[Set task]:
The records below are to be repeated in full, exactly as they are.

Stored data:
◆ ◆ ◆
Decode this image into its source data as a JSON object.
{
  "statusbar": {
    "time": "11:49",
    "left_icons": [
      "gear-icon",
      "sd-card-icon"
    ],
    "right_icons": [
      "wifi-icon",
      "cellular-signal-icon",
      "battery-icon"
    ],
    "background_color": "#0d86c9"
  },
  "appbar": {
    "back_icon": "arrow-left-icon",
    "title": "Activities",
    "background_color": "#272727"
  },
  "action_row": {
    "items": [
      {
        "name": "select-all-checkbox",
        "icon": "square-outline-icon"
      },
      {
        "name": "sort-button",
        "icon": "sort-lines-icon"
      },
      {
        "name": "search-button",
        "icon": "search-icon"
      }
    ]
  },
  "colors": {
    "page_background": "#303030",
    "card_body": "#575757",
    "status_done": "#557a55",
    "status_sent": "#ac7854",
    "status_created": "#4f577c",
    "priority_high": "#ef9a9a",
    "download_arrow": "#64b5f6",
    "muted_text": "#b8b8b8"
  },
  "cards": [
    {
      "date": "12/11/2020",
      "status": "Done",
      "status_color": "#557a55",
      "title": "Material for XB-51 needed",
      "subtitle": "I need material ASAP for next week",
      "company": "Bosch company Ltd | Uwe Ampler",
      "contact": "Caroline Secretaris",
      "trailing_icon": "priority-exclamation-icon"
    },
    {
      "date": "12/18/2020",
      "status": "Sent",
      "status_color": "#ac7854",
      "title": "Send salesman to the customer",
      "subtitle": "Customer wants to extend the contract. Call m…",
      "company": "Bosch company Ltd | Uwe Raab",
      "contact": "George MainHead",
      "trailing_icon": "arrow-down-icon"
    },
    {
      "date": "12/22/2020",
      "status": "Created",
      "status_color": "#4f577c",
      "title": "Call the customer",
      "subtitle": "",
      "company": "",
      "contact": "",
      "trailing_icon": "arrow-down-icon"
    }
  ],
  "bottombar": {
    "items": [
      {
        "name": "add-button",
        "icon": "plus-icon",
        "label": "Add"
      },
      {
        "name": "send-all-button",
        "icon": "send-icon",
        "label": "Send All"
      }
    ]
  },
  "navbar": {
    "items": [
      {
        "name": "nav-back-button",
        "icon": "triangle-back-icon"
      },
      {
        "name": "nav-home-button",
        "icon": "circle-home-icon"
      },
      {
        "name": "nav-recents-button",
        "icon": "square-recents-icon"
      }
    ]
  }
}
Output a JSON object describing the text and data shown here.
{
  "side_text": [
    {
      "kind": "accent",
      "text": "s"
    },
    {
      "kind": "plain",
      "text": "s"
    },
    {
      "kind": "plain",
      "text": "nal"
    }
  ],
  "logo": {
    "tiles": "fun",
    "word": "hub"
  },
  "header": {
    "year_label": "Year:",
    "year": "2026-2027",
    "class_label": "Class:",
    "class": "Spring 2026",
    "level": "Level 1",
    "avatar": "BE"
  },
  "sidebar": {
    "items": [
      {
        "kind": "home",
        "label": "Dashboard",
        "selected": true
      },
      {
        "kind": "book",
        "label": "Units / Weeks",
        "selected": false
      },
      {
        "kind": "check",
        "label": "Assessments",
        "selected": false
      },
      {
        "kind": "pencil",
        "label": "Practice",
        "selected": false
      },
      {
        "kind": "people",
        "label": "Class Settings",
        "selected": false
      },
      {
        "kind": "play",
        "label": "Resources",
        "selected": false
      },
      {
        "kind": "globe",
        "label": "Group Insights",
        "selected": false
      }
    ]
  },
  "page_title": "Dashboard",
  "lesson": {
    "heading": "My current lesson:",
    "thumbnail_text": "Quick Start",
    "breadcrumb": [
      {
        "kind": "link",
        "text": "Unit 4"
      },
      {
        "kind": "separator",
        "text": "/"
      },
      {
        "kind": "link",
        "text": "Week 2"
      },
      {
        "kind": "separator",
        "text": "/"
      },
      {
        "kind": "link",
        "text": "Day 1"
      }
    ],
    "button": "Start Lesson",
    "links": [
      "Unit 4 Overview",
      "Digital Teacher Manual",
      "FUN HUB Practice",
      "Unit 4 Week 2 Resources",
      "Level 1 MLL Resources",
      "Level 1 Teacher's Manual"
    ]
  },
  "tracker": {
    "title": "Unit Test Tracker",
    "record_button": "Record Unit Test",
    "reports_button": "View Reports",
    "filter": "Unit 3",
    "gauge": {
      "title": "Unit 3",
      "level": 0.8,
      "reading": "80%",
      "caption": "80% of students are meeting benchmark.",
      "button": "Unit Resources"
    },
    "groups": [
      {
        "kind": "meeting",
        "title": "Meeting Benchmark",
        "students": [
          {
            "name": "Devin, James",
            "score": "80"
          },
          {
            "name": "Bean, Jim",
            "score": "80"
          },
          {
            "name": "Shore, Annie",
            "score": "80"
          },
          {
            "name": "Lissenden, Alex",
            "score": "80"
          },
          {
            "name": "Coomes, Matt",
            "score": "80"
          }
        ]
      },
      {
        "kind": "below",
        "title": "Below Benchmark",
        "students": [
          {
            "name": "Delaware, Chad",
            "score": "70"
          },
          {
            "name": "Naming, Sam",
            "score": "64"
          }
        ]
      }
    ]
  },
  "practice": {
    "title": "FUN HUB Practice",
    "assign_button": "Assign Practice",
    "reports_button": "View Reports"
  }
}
◆ ◆ ◆
[Complete output]:
Decode this image into its source data as a JSON object.
{
  "statusbar": {
    "time": "11:49",
    "left_icons": [
      "gear-icon",
      "sd-card-icon"
    ],
    "right_icons": [
      "wifi-icon",
      "cellular-signal-icon",
      "battery-icon"
    ],
    "background_color": "#0d86c9"
  },
  "appbar": {
    "back_icon": "arrow-left-icon",
    "title": "Activities",
    "background_color": "#272727"
  },
  "action_row": {
    "items": [
      {
        "name": "select-all-checkbox",
        "icon": "square-outline-icon"
      },
      {
        "name": "sort-button",
        "icon": "sort-lines-icon"
      },
      {
        "name": "search-button",
        "icon": "search-icon"
      }
    ]
  },
  "colors": {
    "page_background": "#303030",
    "card_body": "#575757",
    "status_done": "#557a55",
    "status_sent": "#ac7854",
    "status_created": "#4f577c",
    "priority_high": "#ef9a9a",
    "download_arrow": "#64b5f6",
    "muted_text": "#b8b8b8"
  },
  "cards": [
    {
      "date": "12/11/2020",
      "status": "Done",
      "status_color": "#557a55",
      "title": "Material for XB-51 needed",
      "subtitle": "I need material ASAP for next week",
      "company": "Bosch company Ltd | Uwe Ampler",
      "contact": "Caroline Secretaris",
      "trailing_icon": "priority-exclamation-icon"
    },
    {
      "date": "12/18/2020",
      "status": "Sent",
      "status_color": "#ac7854",
      "title": "Send salesman to the customer",
      "subtitle": "Customer wants to extend the contract. Call m…",
      "company": "Bosch company Ltd | Uwe Raab",
      "contact": "George MainHead",
      "trailing_icon": "arrow-down-icon"
    },
    {
      "date": "12/22/2020",
      "status": "Created",
      "status_color": "#4f577c",
      "title": "Call the customer",
      "subtitle": "",
      "company": "",
      "contact": "",
      "trailing_icon": "arrow-down-icon"
    }
  ],
  "bottombar": {
    "items": [
      {
        "name": "add-button",
        "icon": "plus-icon",
        "label": "Add"
      },
      {
        "name": "send-all-button",
        "icon": "send-icon",
        "label": "Send All"
      }
    ]
  },
  "navbar": {
    "items": [
      {
        "name": "nav-back-button",
        "icon": "triangle-back-icon"
      },
      {
        "name": "nav-home-button",
        "icon": "circle-home-icon"
      },
      {
        "name": "nav-recents-button",
        "icon": "square-recents-icon"
      }
    ]
  }
}
Output a JSON object describing the text and data shown here.
{
  "side_text": [
    {
      "kind": "accent",
      "text": "s"
    },
    {
      "kind": "plain",
      "text": "s"
    },
    {
      "kind": "plain",
      "text": "nal"
    }
  ],
  "logo": {
    "tiles": "fun",
    "word": "hub"
  },
  "header": {
    "year_label": "Year:",
    "year": "2026-2027",
    "class_label": "Class:",
    "class": "Spring 2026",
    "level": "Level 1",
    "avatar": "BE"
  },
  "sidebar": {
    "items": [
      {
        "kind": "home",
        "label": "Dashboard",
        "selected": true
      },
      {
        "kind": "book",
        "label": "Units / Weeks",
        "selected": false
      },
      {
        "kind": "check",
        "label": "Assessments",
        "selected": false
      },
      {
        "kind": "pencil",
        "label": "Practice",
        "selected": false
      },
      {
        "kind": "people",
        "label": "Class Settings",
        "selected": false
      },
      {
        "kind": "play",
        "label": "Resources",
        "selected": false
      },
      {
        "kind": "globe",
        "label": "Group Insights",
        "selected": false
      }
    ]
  },
  "page_title": "Dashboard",
  "lesson": {
    "heading": "My current lesson:",
    "thumbnail_text": "Quick Start",
    "breadcrumb": [
      {
        "kind": "link",
        "text": "Unit 4"
      },
      {
        "kind": "separator",
        "text": "/"
      },
      {
        "kind": "link",
        "text": "Week 2"
      },
      {
        "kind": "separator",
        "text": "/"
      },
      {
        "kind": "link",
        "text": "Day 1"
      }
    ],
    "button": "Start Lesson",
    "links": [
      "Unit 4 Overview",
      "Digital Teacher Manual",
      "FUN HUB Practice",
      "Unit 4 Week 2 Resources",
      "Level 1 MLL Resources",
      "Level 1 Teacher's Manual"
    ]
  },
  "tracker": {
    "title": "Unit Test Tracker",
    "record_button": "Record Unit Test",
    "reports_button": "View Reports",
    "filter": "Unit 3",
    "gauge": {
      "title": "Unit 3",
      "level": 0.8,
      "reading": "80%",
      "caption": "80% of students are meeting benchmark.",
      "button": "Unit Resources"
    },
    "groups": [
      {
        "kind": "meeting",
        "title": "Meeting Benchmark",
        "students": [
          {
            "name": "Devin, James",
            "score": "80"
          },
          {
            "name": "Bean, Jim",
            "score": "80"
          },
          {
            "name": "Shore, Annie",
            "score": "80"
          },
          {
            "name": "Lissenden, Alex",
            "score": "80"
          },
          {
            "name": "Coomes, Matt",
            "score": "80"
          }
        ]
      },
      {
        "kind": "below",
        "title": "Below Benchmark",
        "students": [
          {
            "name": "Delaware, Chad",
            "score": "70"
          },
          {
            "name": "Naming, Sam",
            "score": "64"
          }
        ]
      }
    ]
  },
  "practice": {
    "title": "FUN HUB Practice",
    "assign_button": "Assign Practice",
    "reports_button": "View Reports"
  }
}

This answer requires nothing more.